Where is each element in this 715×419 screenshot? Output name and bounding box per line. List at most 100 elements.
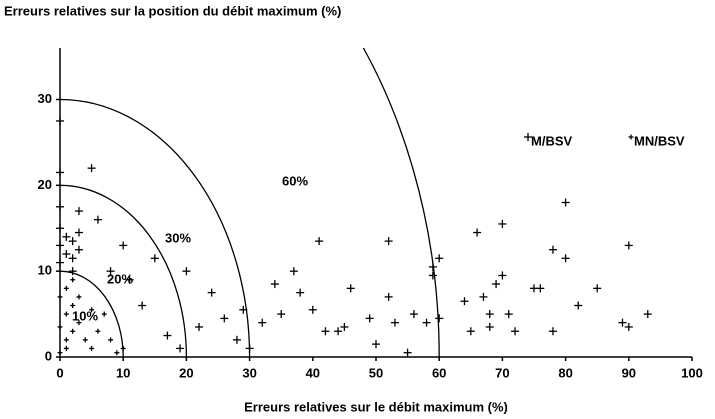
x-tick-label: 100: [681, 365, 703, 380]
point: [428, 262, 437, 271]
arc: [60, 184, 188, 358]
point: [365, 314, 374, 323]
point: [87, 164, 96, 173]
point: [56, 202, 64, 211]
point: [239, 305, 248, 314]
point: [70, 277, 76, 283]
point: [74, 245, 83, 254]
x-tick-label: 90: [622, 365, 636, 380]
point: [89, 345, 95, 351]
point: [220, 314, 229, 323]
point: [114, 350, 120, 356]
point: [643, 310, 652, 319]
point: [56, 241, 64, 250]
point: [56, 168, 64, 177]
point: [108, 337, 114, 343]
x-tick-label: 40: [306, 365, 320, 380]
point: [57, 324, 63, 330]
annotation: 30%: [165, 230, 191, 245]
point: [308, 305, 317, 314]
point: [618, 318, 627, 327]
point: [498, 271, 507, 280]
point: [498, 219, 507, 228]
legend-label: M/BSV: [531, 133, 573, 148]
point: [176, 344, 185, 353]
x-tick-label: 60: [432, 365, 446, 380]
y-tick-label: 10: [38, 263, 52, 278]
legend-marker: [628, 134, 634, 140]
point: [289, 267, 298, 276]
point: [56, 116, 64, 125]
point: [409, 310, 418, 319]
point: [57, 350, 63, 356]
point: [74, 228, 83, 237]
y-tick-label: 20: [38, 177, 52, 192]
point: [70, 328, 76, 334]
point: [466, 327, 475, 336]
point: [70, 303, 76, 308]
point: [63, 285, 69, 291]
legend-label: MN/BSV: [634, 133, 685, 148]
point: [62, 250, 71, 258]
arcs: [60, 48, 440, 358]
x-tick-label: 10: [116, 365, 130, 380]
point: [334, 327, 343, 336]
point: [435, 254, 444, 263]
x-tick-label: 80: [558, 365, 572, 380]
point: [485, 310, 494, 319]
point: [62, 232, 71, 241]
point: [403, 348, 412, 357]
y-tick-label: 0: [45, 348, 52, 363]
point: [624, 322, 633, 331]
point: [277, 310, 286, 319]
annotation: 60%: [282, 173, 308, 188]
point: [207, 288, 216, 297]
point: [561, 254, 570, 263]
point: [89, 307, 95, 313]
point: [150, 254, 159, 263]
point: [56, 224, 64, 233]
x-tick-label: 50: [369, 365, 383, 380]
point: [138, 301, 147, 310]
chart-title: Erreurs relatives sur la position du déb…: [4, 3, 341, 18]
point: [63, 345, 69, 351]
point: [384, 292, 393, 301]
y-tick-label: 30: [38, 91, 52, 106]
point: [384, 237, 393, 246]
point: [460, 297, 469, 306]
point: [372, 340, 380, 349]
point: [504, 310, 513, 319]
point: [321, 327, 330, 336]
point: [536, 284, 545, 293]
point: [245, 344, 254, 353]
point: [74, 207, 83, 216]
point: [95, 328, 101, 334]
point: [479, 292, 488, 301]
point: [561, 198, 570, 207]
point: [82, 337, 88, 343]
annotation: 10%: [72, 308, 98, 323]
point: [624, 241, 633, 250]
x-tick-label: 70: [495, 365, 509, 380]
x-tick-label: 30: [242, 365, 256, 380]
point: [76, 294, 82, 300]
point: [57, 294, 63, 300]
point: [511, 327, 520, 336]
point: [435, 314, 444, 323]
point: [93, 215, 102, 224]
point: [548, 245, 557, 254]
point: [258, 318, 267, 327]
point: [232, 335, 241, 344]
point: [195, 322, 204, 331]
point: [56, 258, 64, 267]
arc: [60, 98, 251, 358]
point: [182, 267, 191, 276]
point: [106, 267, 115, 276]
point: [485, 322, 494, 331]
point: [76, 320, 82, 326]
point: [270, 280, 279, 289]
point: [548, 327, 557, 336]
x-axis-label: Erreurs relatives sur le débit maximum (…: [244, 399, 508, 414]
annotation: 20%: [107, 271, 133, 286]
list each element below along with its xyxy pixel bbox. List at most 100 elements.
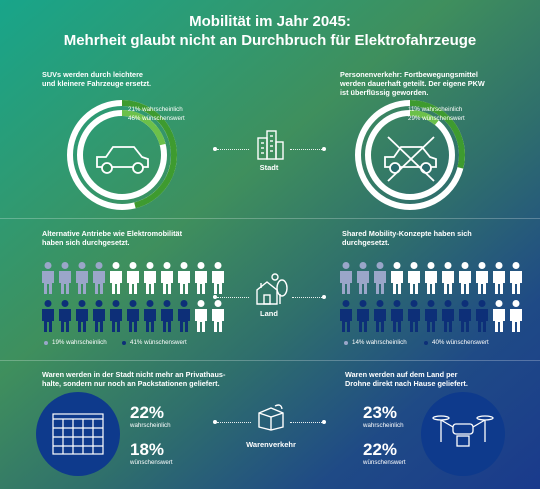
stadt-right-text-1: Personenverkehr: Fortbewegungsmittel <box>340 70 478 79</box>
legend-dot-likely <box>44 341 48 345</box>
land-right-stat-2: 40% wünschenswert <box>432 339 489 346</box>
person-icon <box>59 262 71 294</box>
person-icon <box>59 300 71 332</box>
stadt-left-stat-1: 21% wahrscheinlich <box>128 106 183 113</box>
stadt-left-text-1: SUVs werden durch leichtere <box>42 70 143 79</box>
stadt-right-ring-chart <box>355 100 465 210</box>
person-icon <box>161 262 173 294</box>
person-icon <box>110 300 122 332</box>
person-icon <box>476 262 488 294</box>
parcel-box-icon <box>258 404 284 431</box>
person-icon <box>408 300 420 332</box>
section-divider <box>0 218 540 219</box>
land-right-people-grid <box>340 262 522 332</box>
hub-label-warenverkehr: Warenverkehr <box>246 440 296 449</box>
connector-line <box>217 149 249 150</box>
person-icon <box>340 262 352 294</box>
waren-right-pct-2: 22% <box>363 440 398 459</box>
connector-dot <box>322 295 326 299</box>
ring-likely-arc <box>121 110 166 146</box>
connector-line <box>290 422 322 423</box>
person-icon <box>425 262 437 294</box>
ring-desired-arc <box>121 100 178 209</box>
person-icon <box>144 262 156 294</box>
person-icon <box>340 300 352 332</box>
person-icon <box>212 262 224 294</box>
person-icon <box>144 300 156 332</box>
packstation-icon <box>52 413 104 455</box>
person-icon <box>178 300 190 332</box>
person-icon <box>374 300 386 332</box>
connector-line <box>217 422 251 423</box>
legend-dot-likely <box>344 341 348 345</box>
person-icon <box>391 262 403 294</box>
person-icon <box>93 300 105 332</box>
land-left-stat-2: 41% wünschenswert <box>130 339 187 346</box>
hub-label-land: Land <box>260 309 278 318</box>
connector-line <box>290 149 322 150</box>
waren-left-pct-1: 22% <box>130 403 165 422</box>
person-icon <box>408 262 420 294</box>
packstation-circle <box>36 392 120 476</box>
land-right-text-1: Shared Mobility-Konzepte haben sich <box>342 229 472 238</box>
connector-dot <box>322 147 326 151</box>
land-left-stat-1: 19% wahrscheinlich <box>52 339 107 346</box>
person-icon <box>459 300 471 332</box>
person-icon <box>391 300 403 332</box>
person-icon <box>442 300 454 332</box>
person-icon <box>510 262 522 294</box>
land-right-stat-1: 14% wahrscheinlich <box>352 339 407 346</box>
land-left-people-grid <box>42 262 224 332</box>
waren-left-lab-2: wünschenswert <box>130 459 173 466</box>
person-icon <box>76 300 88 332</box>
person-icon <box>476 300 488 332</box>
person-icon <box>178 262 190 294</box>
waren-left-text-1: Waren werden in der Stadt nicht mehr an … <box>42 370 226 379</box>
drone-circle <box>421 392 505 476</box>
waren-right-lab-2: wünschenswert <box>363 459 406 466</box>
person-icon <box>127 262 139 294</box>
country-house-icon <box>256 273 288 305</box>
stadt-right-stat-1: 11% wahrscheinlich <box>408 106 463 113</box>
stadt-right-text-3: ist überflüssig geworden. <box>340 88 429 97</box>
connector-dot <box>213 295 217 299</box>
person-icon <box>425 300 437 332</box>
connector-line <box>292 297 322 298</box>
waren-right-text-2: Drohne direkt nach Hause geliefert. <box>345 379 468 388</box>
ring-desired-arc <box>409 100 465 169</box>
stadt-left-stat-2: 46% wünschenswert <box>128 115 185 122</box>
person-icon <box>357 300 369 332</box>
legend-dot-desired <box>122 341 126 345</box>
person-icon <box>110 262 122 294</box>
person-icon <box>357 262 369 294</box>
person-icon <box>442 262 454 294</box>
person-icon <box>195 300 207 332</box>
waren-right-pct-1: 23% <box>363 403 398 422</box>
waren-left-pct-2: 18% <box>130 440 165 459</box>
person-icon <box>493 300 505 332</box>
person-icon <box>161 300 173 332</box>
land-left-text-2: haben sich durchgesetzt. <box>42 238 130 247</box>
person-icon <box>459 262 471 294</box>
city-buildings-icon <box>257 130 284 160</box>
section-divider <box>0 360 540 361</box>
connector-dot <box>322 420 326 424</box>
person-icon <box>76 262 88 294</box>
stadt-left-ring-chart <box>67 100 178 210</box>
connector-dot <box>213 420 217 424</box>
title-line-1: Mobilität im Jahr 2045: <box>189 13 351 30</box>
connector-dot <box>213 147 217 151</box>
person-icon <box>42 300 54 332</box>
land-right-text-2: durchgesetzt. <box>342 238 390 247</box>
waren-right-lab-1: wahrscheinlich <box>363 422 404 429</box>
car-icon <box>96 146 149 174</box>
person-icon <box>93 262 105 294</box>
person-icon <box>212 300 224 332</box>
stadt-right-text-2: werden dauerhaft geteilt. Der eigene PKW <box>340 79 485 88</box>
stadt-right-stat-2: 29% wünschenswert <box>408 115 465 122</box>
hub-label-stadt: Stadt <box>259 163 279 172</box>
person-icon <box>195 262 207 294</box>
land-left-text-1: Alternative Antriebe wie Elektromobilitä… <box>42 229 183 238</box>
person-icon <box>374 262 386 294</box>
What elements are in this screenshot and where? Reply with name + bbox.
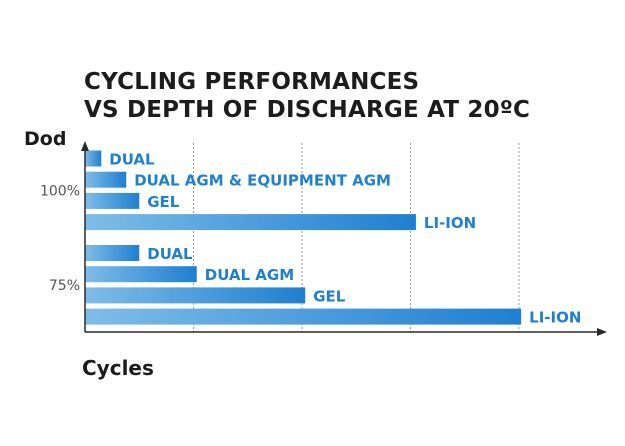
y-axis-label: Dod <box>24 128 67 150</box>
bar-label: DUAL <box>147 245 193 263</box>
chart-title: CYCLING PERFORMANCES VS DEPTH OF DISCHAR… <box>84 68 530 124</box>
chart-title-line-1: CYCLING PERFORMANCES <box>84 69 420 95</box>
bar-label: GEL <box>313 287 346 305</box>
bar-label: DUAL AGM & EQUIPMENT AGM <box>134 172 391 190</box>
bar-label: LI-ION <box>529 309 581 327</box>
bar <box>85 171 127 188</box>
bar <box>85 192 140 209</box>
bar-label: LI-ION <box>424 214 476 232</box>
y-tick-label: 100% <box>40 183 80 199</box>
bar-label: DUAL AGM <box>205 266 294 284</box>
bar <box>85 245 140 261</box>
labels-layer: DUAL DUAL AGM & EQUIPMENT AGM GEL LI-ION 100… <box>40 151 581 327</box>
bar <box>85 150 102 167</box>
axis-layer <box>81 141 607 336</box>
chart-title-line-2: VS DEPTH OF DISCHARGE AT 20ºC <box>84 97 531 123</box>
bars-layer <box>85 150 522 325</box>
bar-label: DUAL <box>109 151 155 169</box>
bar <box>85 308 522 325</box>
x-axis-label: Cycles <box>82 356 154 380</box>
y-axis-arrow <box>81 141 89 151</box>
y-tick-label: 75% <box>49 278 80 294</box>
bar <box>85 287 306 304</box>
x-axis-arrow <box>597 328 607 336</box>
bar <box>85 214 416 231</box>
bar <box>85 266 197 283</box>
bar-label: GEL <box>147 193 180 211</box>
###
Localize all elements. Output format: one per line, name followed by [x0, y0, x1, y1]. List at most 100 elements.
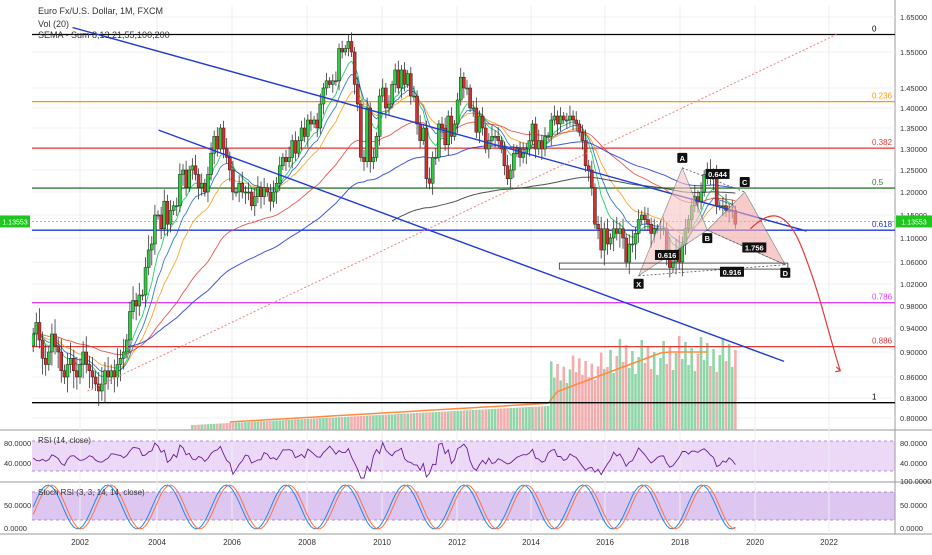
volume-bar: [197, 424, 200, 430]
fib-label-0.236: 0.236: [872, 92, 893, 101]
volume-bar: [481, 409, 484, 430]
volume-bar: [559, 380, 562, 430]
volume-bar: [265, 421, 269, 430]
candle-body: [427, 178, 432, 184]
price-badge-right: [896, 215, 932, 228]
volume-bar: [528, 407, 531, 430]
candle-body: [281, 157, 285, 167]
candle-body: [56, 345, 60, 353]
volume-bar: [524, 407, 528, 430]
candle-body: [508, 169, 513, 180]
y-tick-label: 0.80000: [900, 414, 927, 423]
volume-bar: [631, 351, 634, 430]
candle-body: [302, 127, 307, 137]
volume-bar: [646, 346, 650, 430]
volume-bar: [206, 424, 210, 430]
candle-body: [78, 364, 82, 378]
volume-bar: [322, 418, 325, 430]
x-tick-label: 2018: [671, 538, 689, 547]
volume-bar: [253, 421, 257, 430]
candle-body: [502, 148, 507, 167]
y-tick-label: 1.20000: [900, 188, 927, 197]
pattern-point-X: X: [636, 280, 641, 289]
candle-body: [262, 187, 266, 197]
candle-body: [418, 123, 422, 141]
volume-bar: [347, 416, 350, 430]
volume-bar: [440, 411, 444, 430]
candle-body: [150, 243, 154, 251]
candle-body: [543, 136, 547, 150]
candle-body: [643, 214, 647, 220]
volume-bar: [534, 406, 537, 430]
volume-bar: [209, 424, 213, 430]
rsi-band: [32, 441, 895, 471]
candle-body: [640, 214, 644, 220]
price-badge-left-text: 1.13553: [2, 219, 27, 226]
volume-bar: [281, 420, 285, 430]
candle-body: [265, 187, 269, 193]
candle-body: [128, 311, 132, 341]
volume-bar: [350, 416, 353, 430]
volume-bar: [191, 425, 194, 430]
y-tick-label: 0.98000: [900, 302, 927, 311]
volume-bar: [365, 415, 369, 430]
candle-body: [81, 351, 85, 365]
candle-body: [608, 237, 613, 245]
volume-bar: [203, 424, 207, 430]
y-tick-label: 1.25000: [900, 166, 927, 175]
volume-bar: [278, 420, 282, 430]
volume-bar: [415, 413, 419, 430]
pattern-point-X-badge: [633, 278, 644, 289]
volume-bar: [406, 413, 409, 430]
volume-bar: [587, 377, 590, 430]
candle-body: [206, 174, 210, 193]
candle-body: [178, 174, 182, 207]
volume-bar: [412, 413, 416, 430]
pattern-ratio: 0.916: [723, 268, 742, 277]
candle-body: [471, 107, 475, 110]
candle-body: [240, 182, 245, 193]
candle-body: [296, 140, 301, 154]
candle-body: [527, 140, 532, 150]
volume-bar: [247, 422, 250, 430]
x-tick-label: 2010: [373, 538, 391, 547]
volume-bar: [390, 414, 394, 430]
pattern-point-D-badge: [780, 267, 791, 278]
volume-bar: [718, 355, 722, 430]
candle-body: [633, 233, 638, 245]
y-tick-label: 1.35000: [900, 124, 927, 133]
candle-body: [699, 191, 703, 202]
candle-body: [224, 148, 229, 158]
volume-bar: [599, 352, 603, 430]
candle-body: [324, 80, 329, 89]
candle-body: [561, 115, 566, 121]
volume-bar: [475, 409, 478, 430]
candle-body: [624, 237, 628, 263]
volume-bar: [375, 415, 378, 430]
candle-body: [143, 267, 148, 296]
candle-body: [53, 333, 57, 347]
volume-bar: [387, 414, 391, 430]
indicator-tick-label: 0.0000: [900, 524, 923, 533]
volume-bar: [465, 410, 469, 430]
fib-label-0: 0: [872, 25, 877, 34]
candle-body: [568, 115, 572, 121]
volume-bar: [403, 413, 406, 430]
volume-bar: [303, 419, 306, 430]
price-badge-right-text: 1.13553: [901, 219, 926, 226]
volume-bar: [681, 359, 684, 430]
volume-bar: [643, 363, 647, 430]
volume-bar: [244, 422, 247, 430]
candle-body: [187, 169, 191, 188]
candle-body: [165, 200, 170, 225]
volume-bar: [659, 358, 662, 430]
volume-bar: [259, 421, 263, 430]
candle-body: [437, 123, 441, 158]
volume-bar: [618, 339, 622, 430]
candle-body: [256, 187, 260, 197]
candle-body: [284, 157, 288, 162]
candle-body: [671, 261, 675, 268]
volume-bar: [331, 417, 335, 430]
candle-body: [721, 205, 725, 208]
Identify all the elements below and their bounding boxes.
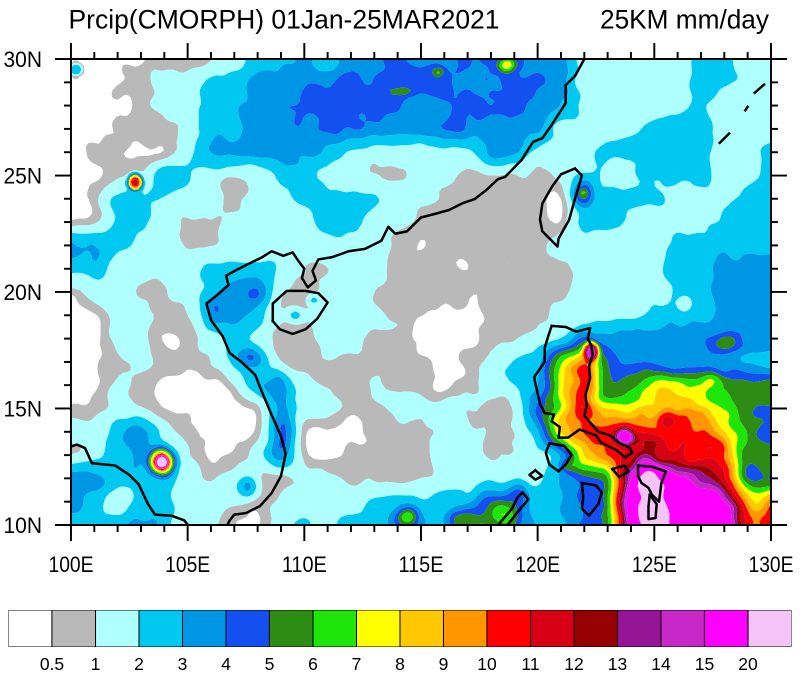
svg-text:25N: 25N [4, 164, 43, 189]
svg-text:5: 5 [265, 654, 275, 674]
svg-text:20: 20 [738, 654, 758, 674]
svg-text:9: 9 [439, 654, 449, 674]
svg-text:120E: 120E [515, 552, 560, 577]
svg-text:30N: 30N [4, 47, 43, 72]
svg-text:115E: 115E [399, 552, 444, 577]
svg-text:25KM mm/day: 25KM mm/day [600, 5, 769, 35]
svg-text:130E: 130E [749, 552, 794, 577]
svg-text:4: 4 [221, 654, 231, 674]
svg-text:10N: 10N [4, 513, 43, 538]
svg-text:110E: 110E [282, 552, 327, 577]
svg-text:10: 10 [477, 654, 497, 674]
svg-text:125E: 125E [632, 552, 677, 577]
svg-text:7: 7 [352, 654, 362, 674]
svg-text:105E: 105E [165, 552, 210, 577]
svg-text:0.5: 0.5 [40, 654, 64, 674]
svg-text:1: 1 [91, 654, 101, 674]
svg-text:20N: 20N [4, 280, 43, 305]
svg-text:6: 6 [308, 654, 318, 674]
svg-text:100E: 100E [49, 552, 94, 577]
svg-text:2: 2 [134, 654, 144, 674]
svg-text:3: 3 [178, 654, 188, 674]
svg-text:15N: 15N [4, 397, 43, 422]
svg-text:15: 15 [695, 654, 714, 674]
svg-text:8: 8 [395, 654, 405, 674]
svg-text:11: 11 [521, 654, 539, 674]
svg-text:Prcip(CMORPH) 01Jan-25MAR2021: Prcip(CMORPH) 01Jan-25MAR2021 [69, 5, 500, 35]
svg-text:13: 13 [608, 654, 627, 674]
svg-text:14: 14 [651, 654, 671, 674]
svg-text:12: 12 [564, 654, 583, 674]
###
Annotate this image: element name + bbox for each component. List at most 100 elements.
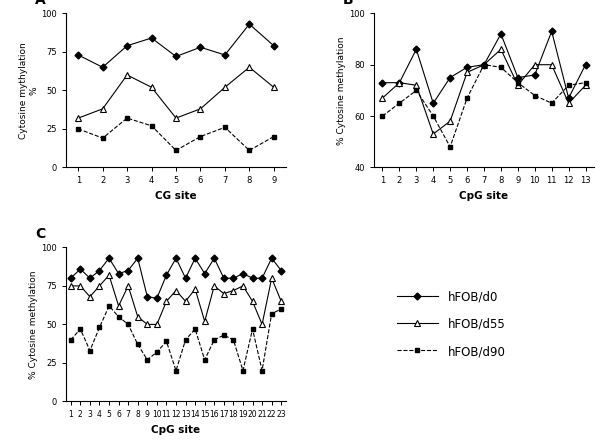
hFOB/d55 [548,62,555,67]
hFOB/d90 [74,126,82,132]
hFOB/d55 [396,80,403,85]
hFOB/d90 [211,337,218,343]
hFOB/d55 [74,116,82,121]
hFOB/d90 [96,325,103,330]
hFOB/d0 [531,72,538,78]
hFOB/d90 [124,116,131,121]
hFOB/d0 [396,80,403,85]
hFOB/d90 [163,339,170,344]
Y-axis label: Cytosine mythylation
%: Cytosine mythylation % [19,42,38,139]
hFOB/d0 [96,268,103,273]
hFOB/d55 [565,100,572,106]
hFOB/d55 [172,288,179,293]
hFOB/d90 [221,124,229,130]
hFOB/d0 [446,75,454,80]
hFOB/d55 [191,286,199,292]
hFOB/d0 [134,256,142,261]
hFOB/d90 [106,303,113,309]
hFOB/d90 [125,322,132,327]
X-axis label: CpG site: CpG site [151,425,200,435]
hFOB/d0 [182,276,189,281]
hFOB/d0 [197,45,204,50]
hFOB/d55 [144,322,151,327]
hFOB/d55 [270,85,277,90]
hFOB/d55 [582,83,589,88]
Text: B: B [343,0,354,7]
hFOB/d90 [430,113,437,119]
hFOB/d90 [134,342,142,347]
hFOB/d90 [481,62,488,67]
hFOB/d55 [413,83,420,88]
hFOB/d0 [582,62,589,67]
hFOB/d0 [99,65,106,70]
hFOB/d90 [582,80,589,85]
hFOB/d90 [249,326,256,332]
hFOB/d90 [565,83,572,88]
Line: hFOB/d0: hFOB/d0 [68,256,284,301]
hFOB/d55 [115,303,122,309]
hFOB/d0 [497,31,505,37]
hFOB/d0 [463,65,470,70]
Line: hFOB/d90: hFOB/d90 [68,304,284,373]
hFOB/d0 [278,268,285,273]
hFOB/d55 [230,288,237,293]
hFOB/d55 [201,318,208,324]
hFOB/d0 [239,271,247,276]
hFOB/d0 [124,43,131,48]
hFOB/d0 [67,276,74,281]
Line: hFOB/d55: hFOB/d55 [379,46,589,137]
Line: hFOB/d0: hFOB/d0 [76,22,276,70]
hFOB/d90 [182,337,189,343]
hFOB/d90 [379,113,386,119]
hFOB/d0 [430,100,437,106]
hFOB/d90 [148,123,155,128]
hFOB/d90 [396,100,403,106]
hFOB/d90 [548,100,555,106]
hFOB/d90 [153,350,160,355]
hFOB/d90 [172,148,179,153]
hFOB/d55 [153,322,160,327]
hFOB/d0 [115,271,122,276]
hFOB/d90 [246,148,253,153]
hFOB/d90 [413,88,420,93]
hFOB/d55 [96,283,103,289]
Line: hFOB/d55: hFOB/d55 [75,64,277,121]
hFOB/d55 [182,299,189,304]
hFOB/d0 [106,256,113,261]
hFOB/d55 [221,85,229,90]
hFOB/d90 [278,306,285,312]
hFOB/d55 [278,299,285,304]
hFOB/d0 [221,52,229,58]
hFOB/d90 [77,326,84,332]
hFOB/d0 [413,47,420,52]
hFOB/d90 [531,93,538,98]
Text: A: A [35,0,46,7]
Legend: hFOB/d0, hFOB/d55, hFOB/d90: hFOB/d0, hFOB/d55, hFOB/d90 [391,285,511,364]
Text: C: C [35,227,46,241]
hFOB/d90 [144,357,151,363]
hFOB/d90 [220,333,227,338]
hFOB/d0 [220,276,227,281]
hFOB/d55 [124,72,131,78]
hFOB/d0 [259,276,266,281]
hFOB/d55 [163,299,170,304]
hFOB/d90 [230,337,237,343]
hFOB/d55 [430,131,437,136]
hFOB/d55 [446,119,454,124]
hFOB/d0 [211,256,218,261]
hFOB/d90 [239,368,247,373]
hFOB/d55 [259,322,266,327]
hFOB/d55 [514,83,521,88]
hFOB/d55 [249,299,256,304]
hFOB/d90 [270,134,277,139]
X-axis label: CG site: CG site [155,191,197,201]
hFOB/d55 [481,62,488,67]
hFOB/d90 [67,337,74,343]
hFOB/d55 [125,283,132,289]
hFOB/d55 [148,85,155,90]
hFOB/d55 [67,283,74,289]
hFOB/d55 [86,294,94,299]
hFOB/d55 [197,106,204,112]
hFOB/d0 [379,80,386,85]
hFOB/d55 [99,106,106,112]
###
- **Exercise**
Reproduce every line of the rows from the line with "x-tick-label: 100: [681, 365, 703, 380]" to the line with "point: [63, 285, 69, 291]", including both of those lines, with no change to any character.

- **Task answer**
x-tick-label: 100: [681, 365, 703, 380]
point: [428, 262, 437, 271]
arc: [60, 184, 188, 358]
point: [365, 314, 374, 323]
point: [87, 164, 96, 173]
point: [56, 202, 64, 211]
point: [239, 305, 248, 314]
point: [70, 277, 76, 283]
point: [74, 245, 83, 254]
x-tick-label: 90: [622, 365, 636, 380]
point: [89, 345, 95, 351]
point: [220, 314, 229, 323]
point: [114, 350, 120, 356]
point: [643, 310, 652, 319]
point: [56, 241, 64, 250]
point: [56, 168, 64, 177]
point: [108, 337, 114, 343]
x-tick-label: 40: [306, 365, 320, 380]
point: [57, 324, 63, 330]
annotation: 30%: [165, 230, 191, 245]
point: [308, 305, 317, 314]
point: [618, 318, 627, 327]
point: [498, 271, 507, 280]
point: [498, 219, 507, 228]
legend-label: M/BSV: [531, 133, 573, 148]
point: [176, 344, 185, 353]
x-tick-label: 60: [432, 365, 446, 380]
y-tick-label: 10: [38, 263, 52, 278]
legend-marker: [628, 134, 634, 140]
point: [289, 267, 298, 276]
point: [56, 116, 64, 125]
point: [409, 310, 418, 319]
point: [57, 350, 63, 356]
point: [74, 228, 83, 237]
y-tick-label: 20: [38, 177, 52, 192]
point: [70, 328, 76, 334]
point: [466, 327, 475, 336]
point: [70, 303, 76, 308]
point: [63, 285, 69, 291]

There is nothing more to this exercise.